◆ **EXERCISE OBJECTIVE**
For each line below that includes the word "label", make a copy.

Dataset rows:
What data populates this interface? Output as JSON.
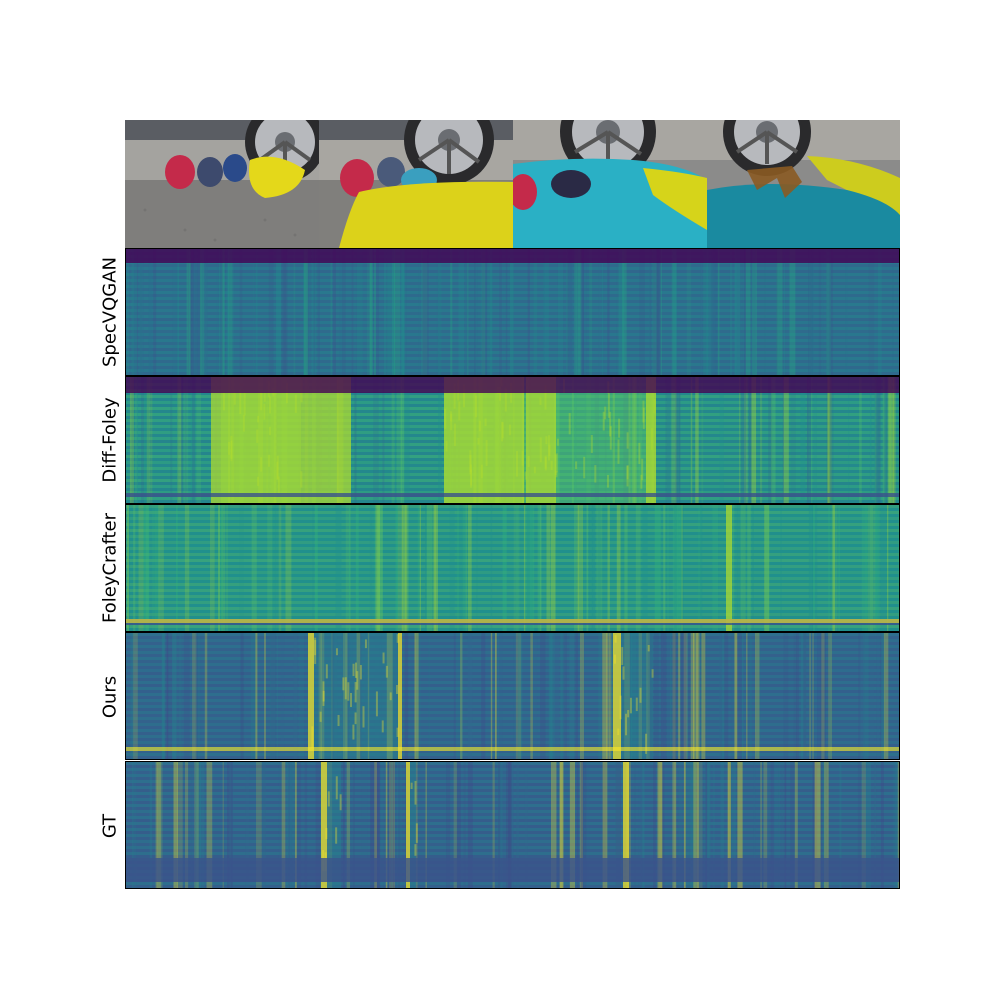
{
  "video_frames": {
    "count": 4,
    "scene": [
      "balloons",
      "yellow-splash",
      "blue-splash",
      "tire-burst"
    ]
  },
  "rows": [
    {
      "label": "SpecVQGAN",
      "texture": "uniform",
      "palette": [
        "#3b528b",
        "#2c718e",
        "#21908d",
        "#27ad81"
      ]
    },
    {
      "label": "Diff-Foley",
      "texture": "bands",
      "palette": [
        "#31688e",
        "#21908d",
        "#5ec962",
        "#b5de2b"
      ]
    },
    {
      "label": "FoleyCrafter",
      "texture": "smooth",
      "palette": [
        "#21908d",
        "#35b779",
        "#6ece58",
        "#b5de2b"
      ]
    },
    {
      "label": "Ours",
      "texture": "events",
      "palette": [
        "#3e4a89",
        "#31688e",
        "#26828e",
        "#fde725"
      ]
    },
    {
      "label": "GT",
      "texture": "events",
      "palette": [
        "#414487",
        "#31688e",
        "#26828e",
        "#fde725"
      ]
    }
  ],
  "colormap": [
    "#440154",
    "#3b528b",
    "#21908d",
    "#5ec962",
    "#fde725"
  ]
}
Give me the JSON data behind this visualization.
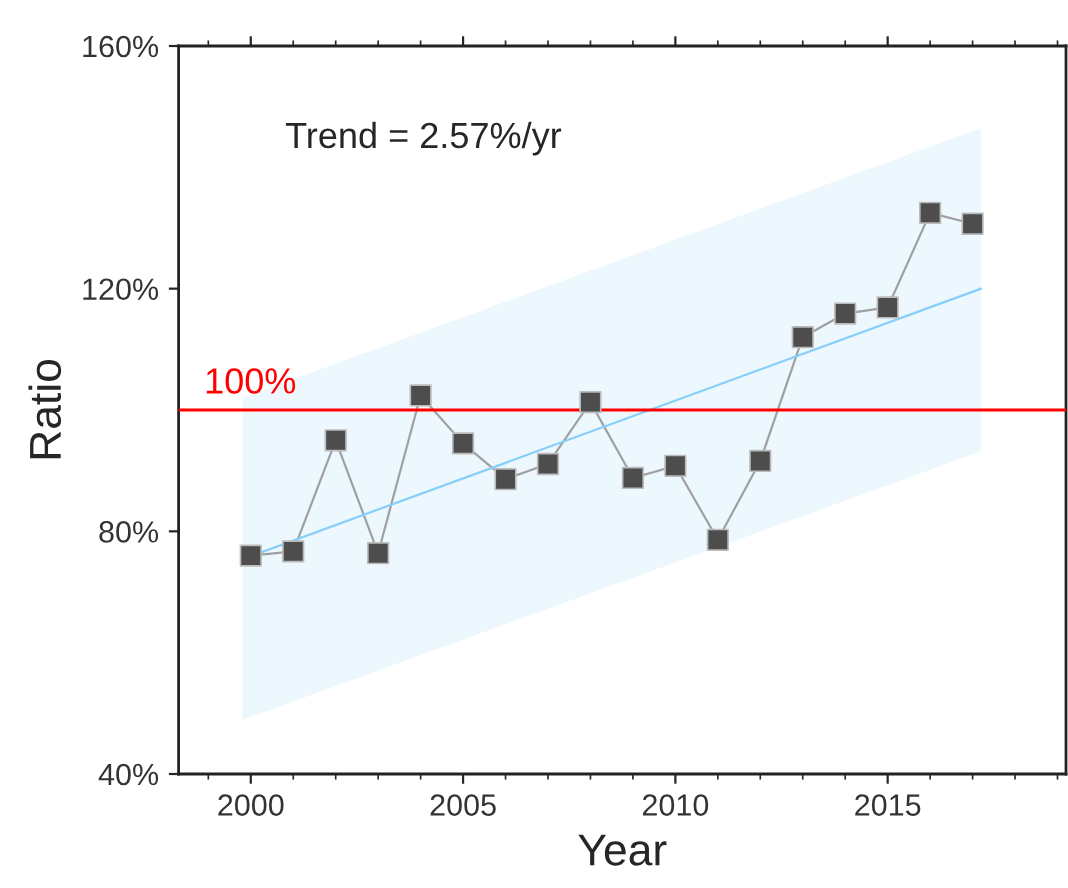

◆ **SOLUTION TO THE EXERCISE**
      "label": "SpecVQGAN",
      "label": "Diff-Foley",
      "label": "FoleyCrafter",
      "label": "Ours",
      "label": "GT",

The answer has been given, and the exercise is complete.